Exercise requirements
Find each line with the string "experiences" and report it.

>> START

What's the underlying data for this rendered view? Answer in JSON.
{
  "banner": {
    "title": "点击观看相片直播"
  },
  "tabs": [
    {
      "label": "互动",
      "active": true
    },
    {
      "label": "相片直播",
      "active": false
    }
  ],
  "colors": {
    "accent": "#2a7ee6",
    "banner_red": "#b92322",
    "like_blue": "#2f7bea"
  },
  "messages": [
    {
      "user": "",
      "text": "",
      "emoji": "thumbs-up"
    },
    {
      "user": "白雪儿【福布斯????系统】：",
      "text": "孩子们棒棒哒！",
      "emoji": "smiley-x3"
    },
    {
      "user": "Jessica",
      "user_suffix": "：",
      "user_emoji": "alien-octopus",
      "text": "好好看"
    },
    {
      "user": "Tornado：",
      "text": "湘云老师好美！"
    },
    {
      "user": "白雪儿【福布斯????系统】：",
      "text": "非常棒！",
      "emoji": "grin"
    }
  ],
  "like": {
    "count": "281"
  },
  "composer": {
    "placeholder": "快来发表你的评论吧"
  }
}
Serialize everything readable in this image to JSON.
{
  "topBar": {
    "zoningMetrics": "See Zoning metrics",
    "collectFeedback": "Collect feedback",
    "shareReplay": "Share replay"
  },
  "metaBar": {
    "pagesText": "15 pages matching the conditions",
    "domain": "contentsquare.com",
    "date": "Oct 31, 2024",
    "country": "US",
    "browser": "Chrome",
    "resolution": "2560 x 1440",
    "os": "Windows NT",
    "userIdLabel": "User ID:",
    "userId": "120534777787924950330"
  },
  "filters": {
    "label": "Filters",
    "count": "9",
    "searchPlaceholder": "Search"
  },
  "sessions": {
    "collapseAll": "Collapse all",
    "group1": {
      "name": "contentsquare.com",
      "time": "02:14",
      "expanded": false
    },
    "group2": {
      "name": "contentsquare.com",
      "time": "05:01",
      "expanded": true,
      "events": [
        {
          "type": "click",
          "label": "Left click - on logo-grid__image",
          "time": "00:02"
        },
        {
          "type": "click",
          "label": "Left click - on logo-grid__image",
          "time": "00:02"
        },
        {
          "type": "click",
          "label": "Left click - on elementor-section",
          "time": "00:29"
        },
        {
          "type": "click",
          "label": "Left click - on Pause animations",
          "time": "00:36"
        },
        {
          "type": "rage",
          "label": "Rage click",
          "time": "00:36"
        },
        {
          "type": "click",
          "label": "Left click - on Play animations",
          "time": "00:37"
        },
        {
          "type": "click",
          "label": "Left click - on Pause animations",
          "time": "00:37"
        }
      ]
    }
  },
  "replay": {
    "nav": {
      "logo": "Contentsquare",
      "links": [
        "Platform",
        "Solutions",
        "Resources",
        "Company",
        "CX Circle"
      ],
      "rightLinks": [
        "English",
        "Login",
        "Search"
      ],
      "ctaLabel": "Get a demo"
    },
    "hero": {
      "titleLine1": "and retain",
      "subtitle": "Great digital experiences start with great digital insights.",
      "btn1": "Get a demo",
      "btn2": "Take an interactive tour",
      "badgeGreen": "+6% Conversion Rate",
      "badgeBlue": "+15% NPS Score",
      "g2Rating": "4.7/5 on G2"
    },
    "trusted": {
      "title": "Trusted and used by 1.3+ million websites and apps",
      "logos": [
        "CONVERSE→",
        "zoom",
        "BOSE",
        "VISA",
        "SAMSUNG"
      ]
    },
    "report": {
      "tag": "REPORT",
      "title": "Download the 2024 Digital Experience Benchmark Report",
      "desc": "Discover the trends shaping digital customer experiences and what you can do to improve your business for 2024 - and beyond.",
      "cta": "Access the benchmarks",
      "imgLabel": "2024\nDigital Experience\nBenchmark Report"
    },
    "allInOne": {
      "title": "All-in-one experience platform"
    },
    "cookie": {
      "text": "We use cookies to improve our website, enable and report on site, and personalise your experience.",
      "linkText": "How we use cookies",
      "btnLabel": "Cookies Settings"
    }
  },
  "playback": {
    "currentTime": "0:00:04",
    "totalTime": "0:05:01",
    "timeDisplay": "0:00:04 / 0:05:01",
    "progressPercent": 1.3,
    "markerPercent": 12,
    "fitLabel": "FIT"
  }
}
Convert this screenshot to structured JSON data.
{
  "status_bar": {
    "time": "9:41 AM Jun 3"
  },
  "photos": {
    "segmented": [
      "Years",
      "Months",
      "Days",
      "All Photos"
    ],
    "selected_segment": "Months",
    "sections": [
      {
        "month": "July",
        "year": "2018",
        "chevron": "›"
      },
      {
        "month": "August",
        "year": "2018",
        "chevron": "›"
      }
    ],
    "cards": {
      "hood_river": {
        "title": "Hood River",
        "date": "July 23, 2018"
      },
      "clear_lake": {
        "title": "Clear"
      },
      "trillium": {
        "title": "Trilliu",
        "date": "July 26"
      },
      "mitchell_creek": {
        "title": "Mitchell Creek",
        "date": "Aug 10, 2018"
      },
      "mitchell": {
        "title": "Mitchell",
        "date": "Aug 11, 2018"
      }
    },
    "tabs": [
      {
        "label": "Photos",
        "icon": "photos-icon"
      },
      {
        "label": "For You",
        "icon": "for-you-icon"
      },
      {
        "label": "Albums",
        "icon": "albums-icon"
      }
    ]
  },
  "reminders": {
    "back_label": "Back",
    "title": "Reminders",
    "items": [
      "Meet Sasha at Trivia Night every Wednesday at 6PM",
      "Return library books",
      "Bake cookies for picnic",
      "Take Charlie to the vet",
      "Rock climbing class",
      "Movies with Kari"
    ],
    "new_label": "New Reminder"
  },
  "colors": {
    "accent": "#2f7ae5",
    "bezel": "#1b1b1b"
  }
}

>> END

Correct output
      "subtitle": "Great digital experiences start with great digital insights.",
      "desc": "Discover the trends shaping digital customer experiences and what you can do to improve your business for 2024 - and beyond.",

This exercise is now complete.